[Lijsten met elementlocaties]
++++

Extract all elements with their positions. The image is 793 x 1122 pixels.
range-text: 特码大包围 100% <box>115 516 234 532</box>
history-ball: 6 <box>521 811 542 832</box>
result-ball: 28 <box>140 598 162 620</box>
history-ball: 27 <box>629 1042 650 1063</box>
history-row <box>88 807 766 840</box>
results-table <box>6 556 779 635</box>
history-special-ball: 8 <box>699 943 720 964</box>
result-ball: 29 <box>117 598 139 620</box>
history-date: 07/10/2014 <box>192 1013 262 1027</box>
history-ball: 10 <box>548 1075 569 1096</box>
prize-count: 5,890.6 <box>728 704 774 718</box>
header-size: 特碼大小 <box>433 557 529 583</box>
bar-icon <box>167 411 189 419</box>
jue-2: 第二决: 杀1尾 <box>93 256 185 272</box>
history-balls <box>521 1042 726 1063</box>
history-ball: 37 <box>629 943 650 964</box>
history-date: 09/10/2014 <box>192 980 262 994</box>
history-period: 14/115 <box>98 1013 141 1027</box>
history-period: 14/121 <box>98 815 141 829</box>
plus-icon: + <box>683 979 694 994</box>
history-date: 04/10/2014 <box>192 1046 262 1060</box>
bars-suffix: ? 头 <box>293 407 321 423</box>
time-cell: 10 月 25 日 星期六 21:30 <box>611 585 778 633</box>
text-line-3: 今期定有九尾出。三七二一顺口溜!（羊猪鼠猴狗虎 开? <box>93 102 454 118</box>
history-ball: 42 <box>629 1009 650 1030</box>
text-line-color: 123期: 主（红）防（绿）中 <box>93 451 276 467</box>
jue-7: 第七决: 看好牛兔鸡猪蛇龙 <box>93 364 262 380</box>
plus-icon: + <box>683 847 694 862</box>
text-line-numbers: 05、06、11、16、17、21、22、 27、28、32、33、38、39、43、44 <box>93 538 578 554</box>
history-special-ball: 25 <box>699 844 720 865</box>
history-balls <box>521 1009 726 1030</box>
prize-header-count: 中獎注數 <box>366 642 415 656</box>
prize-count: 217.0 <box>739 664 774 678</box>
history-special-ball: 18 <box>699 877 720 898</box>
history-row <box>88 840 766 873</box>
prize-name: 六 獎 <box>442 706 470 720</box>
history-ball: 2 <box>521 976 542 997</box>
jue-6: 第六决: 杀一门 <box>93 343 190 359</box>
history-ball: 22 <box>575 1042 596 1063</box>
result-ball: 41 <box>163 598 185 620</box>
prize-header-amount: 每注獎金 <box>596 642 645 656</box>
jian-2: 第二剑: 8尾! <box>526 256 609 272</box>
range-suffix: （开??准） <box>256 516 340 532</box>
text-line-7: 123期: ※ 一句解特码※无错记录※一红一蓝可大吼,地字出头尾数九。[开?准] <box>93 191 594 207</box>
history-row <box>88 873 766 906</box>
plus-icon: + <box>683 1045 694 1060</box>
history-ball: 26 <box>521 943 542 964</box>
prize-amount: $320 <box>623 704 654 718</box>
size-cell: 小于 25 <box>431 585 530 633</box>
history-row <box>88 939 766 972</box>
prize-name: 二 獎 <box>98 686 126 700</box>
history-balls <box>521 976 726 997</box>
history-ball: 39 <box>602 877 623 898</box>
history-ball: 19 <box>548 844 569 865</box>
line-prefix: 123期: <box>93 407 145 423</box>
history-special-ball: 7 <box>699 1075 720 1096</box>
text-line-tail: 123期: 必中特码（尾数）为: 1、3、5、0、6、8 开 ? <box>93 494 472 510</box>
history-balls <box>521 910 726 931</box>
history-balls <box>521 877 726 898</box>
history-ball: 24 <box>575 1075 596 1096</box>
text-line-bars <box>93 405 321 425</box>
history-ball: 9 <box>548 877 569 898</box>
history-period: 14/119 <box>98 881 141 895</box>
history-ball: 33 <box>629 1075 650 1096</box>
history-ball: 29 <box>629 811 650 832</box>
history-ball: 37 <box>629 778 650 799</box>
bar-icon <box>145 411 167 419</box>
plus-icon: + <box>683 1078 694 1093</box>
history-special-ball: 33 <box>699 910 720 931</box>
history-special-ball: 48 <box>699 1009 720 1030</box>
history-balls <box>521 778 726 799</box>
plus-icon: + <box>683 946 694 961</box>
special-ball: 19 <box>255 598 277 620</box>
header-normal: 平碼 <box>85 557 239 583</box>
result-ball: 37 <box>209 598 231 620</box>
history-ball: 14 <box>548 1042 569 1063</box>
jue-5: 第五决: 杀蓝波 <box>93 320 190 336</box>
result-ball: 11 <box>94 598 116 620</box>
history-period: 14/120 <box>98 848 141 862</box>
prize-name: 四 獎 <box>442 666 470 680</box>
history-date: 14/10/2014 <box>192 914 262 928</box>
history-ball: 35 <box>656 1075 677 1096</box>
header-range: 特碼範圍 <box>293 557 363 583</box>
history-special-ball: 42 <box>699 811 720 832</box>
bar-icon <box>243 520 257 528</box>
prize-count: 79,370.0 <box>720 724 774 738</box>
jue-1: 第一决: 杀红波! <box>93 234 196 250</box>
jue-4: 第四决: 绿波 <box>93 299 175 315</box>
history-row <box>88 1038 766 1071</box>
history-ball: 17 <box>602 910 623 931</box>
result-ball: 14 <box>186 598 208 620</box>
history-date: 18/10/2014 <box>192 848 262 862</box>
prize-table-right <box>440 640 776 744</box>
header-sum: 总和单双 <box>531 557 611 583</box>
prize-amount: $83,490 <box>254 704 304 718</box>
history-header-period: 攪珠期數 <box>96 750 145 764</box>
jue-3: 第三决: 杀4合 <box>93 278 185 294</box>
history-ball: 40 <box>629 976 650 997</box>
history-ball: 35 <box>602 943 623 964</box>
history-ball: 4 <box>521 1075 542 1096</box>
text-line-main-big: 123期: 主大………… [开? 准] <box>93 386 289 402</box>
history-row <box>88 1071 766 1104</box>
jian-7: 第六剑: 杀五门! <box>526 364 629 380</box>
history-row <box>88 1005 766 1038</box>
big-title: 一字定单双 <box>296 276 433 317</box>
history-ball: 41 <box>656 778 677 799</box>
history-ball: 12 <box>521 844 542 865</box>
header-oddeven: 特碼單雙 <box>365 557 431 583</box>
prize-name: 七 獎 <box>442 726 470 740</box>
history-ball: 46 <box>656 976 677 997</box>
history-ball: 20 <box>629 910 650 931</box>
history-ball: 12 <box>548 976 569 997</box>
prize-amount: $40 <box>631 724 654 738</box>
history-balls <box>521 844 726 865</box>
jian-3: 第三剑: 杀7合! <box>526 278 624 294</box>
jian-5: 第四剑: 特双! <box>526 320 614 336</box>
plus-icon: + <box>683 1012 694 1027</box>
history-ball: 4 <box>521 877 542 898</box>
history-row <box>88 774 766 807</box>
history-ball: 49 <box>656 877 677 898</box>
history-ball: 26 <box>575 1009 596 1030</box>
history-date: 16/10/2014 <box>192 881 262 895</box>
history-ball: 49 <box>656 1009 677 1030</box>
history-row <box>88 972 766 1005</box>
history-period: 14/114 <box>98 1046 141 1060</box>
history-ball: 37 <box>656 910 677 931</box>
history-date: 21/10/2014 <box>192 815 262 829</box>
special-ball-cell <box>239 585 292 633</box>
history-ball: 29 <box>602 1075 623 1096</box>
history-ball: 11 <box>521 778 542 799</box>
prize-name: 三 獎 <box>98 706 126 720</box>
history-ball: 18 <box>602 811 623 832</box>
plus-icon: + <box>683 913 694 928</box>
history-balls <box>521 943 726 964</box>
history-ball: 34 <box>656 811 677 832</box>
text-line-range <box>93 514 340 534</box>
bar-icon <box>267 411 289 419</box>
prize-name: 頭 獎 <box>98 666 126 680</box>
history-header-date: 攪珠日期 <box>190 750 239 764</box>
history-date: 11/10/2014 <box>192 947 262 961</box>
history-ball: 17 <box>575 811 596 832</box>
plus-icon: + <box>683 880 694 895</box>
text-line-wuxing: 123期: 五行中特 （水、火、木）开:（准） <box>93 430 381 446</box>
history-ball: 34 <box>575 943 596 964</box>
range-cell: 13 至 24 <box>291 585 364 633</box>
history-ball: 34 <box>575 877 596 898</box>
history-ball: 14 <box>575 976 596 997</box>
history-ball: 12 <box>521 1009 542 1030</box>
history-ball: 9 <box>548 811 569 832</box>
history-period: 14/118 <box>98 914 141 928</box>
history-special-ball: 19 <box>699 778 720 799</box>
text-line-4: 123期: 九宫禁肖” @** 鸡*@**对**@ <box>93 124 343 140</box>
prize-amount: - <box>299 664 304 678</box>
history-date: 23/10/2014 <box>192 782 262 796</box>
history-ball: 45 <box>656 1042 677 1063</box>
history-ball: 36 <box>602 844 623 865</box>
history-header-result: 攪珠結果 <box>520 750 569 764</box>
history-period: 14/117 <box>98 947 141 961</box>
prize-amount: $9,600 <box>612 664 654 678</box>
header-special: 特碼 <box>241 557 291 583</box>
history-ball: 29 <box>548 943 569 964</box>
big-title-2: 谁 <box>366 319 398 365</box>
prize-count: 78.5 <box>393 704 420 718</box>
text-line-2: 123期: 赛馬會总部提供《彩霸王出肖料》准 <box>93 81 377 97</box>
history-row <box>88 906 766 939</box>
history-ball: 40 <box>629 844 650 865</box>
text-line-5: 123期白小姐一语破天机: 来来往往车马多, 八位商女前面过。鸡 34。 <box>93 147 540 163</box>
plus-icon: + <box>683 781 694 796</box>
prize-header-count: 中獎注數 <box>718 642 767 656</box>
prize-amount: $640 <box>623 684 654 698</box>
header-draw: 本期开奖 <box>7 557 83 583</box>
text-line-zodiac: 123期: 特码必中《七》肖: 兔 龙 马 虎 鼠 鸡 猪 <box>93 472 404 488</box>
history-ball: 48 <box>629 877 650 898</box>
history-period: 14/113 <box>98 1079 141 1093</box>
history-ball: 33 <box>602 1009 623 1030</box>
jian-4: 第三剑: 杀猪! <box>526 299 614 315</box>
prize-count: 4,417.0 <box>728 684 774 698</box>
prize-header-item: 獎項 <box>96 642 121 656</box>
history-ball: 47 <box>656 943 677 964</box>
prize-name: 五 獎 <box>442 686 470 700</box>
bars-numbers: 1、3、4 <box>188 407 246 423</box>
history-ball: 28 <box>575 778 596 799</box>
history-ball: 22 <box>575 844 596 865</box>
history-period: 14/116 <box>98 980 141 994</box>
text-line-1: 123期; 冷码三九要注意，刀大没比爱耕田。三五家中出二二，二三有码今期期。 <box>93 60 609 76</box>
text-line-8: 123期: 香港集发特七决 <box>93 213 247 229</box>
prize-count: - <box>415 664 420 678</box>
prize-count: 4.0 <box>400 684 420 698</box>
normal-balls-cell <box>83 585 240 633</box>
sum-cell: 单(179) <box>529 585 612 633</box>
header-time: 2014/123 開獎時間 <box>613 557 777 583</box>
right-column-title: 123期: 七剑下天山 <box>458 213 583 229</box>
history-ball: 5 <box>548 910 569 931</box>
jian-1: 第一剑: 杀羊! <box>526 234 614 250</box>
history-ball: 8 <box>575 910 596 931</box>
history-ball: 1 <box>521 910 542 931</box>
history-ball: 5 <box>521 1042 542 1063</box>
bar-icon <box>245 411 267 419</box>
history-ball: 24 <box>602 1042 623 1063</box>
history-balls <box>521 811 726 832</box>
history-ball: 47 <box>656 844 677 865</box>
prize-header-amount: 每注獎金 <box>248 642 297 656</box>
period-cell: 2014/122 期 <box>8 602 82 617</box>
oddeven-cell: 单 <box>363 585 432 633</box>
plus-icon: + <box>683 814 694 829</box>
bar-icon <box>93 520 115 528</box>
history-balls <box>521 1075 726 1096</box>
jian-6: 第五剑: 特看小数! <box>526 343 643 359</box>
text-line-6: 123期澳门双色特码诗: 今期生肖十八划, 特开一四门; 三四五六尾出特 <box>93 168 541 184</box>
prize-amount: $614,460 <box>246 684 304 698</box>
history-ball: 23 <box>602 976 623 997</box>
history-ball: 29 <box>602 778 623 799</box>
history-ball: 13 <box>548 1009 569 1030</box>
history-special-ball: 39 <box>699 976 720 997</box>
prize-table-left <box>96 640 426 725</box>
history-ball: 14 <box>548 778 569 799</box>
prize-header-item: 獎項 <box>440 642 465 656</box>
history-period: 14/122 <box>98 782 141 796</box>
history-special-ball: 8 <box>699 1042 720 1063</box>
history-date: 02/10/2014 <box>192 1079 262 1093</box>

++++

- [De opgave] Kun je alles vanaf het begin van de vermeldingen tot en met de regel met "plus-icon: + <box>683 979 694 994</box>" letterlijk herhalen?

- [Antwoord op opgave]
Extract all elements with their positions. The image is 793 x 1122 pixels.
range-text: 特码大包围 100% <box>115 516 234 532</box>
history-ball: 6 <box>521 811 542 832</box>
result-ball: 28 <box>140 598 162 620</box>
history-ball: 27 <box>629 1042 650 1063</box>
history-row <box>88 807 766 840</box>
results-table <box>6 556 779 635</box>
history-special-ball: 8 <box>699 943 720 964</box>
result-ball: 29 <box>117 598 139 620</box>
history-date: 07/10/2014 <box>192 1013 262 1027</box>
history-ball: 10 <box>548 1075 569 1096</box>
prize-count: 5,890.6 <box>728 704 774 718</box>
header-size: 特碼大小 <box>433 557 529 583</box>
bar-icon <box>167 411 189 419</box>
jue-2: 第二决: 杀1尾 <box>93 256 185 272</box>
history-balls <box>521 1042 726 1063</box>
history-ball: 37 <box>629 943 650 964</box>
history-date: 09/10/2014 <box>192 980 262 994</box>
history-period: 14/115 <box>98 1013 141 1027</box>
history-period: 14/121 <box>98 815 141 829</box>
plus-icon: + <box>683 979 694 994</box>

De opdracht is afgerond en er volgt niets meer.